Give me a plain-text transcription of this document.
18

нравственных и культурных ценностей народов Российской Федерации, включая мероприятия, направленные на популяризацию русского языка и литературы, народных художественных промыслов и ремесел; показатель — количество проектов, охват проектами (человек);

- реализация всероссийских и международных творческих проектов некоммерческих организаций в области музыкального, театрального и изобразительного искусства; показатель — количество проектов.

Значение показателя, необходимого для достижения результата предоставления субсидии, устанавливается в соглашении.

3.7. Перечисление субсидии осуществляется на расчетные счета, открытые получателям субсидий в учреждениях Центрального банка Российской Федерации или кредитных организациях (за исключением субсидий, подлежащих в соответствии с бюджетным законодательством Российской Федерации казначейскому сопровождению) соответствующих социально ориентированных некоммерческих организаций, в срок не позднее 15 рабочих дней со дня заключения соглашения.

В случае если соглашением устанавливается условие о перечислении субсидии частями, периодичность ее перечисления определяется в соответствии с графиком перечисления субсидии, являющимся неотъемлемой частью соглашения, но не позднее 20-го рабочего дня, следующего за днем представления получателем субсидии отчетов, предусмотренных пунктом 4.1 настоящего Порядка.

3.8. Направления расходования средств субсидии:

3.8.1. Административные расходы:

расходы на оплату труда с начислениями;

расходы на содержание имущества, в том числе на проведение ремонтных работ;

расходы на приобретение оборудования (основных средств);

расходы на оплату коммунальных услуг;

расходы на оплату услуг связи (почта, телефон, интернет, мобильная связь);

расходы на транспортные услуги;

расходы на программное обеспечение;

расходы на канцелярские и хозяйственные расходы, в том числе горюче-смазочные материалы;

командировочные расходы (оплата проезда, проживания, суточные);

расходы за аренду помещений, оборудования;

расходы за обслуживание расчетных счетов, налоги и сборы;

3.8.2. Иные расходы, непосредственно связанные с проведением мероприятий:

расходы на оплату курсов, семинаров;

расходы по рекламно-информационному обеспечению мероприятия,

***

Your goal.
Check each line above for the string "позднее" and show the ones that have it.

Exercise result.
3.7. Перечисление субсидии осуществляется на расчетные счета, открытые получателям субсидий в учреждениях Центрального банка Российской Федерации или кредитных организациях (за исключением субсидий, подлежащих в соответствии с бюджетным законодательством Российской Федерации казначейскому сопровождению) соответствующих социально ориентированных некоммерческих организаций, в срок не позднее 15 рабочих дней со дня заключения соглашения.
В случае если соглашением устанавливается условие о перечислении субсидии частями, периодичность ее перечисления определяется в соответствии с графиком перечисления субсидии, являющимся неотъемлемой частью соглашения, но не позднее 20-го рабочего дня, следующего за днем представления получателем субсидии отчетов, предусмотренных пунктом 4.1 настоящего Порядка.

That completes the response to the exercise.